▶ [Directions for this task]
Tell how many lines carry the word "between"; the reply is the number and nothing else.

# Records start

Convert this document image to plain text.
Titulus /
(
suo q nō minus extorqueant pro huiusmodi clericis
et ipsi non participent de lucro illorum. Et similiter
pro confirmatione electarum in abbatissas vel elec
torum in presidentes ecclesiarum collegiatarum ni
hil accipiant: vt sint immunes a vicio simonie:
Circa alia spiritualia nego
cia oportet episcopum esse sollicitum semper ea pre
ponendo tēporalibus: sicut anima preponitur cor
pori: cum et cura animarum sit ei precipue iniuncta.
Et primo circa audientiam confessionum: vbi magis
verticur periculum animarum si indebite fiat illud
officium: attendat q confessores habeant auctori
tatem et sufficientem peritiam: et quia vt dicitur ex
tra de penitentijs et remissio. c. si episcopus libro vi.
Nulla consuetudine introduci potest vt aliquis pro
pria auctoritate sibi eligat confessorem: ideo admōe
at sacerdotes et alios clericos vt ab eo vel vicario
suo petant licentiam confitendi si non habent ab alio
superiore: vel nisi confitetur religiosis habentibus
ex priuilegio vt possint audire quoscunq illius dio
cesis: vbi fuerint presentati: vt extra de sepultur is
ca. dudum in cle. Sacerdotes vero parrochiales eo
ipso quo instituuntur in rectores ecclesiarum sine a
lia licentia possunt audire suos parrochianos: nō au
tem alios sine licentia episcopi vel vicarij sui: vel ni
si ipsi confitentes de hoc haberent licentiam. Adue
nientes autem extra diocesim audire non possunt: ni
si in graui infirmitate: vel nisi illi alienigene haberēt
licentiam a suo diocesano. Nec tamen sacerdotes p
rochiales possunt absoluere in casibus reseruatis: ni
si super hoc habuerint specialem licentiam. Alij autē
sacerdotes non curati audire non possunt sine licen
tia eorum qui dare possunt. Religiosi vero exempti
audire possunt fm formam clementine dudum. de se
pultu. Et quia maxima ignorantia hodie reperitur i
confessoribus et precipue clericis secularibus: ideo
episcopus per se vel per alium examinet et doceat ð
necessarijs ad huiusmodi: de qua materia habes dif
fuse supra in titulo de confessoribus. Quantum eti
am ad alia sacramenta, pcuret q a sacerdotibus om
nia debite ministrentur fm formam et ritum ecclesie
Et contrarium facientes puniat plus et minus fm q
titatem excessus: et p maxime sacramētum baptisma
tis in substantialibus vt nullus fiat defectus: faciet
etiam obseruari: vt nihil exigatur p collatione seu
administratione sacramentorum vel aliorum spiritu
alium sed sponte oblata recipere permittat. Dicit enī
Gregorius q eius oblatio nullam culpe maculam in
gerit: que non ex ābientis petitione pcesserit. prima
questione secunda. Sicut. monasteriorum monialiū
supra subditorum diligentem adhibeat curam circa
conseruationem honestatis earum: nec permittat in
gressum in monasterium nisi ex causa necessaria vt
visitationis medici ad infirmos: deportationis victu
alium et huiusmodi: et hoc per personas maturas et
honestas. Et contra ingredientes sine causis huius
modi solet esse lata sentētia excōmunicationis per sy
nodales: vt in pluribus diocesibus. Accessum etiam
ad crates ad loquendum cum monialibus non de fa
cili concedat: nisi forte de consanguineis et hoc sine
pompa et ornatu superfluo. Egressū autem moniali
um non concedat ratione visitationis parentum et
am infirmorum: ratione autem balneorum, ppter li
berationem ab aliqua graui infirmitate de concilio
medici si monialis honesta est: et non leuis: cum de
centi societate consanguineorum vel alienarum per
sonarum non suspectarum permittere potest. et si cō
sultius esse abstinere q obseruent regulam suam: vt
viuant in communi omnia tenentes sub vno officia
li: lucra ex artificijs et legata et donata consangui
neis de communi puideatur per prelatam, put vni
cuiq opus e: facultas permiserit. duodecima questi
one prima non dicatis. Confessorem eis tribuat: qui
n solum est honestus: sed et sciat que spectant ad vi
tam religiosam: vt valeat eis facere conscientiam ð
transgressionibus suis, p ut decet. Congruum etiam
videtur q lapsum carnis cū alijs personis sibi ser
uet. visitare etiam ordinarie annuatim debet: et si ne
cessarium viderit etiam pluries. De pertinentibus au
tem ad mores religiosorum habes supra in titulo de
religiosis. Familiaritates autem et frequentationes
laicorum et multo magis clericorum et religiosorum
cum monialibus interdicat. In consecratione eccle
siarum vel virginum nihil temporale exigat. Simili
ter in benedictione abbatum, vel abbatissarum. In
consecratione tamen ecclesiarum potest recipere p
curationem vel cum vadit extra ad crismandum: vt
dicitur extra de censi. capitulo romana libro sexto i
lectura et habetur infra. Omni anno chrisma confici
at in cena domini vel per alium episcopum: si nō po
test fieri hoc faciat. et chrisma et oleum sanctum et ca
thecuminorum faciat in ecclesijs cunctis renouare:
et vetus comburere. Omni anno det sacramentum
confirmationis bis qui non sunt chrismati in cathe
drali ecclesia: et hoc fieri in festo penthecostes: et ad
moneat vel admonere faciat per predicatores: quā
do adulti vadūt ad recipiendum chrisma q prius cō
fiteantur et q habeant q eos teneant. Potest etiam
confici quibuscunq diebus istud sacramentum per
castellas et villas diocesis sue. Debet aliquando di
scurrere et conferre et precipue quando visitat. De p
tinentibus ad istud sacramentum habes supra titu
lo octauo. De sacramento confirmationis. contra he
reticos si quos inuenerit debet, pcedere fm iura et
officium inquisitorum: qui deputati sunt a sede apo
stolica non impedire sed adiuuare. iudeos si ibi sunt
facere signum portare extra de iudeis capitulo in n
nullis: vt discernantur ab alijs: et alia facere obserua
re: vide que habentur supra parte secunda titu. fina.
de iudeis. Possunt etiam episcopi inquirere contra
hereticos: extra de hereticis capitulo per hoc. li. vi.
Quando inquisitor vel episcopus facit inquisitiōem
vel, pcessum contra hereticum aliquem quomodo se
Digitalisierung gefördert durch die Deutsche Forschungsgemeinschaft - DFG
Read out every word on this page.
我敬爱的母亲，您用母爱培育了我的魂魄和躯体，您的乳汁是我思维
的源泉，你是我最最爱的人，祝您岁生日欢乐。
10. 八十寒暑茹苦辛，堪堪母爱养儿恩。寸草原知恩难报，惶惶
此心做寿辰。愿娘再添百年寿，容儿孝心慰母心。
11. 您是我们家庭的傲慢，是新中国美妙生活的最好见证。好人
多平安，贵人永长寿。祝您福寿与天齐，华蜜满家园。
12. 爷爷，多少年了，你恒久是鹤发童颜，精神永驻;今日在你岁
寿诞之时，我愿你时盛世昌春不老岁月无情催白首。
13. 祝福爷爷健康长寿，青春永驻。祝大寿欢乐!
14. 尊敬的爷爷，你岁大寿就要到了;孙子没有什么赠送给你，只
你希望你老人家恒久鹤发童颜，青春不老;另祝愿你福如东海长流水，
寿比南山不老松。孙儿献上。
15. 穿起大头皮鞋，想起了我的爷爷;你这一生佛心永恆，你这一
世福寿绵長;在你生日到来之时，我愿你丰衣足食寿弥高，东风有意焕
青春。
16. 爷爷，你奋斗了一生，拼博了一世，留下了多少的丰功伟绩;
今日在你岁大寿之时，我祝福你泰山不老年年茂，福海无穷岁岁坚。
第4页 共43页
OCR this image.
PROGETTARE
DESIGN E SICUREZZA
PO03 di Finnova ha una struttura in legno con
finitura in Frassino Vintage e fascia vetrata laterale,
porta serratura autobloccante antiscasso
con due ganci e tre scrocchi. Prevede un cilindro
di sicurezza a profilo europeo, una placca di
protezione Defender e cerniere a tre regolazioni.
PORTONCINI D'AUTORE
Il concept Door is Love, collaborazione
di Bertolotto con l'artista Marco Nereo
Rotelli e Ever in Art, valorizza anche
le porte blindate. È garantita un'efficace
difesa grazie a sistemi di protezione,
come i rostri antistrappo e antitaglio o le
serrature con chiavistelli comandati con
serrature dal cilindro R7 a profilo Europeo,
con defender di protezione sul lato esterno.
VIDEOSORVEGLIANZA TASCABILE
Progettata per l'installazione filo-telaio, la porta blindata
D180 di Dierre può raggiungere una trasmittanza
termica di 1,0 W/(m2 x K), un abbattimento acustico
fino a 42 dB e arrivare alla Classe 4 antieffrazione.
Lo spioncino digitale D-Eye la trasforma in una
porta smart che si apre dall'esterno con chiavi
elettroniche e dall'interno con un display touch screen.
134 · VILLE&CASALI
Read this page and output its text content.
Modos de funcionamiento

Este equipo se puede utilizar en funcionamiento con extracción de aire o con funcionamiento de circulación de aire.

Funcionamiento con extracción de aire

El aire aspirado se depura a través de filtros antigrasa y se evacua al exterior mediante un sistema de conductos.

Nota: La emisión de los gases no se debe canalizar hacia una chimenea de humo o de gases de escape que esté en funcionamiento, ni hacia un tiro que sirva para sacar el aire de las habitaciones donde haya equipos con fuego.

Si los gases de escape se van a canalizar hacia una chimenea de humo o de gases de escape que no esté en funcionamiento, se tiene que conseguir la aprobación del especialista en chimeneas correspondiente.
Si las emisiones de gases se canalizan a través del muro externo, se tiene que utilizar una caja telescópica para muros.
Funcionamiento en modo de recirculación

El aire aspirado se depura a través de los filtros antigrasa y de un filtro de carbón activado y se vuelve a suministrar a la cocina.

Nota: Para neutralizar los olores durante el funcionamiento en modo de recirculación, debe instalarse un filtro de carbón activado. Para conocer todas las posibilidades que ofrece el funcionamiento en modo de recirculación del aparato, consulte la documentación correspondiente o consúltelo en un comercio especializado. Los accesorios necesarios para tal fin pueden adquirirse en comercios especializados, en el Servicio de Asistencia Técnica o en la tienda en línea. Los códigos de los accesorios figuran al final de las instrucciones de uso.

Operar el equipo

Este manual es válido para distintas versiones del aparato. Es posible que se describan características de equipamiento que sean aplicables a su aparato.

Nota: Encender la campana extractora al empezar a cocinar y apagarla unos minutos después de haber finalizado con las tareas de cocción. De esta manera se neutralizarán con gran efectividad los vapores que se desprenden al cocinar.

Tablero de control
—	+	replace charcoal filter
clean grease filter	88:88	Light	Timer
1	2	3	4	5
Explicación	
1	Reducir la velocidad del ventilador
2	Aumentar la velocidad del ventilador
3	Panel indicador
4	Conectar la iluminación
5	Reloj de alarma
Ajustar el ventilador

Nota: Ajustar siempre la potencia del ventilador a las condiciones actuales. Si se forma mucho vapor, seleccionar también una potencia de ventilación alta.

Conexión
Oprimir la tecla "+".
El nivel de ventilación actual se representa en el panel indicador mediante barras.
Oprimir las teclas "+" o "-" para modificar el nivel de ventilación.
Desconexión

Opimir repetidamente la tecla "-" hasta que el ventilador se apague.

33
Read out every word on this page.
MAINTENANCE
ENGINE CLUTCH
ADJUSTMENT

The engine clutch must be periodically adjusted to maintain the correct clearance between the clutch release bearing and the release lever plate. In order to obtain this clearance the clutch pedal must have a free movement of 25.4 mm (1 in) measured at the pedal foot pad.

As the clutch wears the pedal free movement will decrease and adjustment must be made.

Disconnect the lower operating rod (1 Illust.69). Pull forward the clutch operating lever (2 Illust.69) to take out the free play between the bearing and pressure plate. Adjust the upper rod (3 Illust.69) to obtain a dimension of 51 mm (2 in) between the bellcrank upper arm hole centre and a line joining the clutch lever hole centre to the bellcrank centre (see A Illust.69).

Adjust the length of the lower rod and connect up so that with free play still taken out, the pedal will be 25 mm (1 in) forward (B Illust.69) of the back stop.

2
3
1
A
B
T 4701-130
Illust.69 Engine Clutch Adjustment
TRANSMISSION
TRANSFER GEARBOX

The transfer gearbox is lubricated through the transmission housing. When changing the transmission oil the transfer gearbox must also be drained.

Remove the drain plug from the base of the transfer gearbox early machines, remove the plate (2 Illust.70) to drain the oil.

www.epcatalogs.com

# Records end

▶ [Answer in full]
2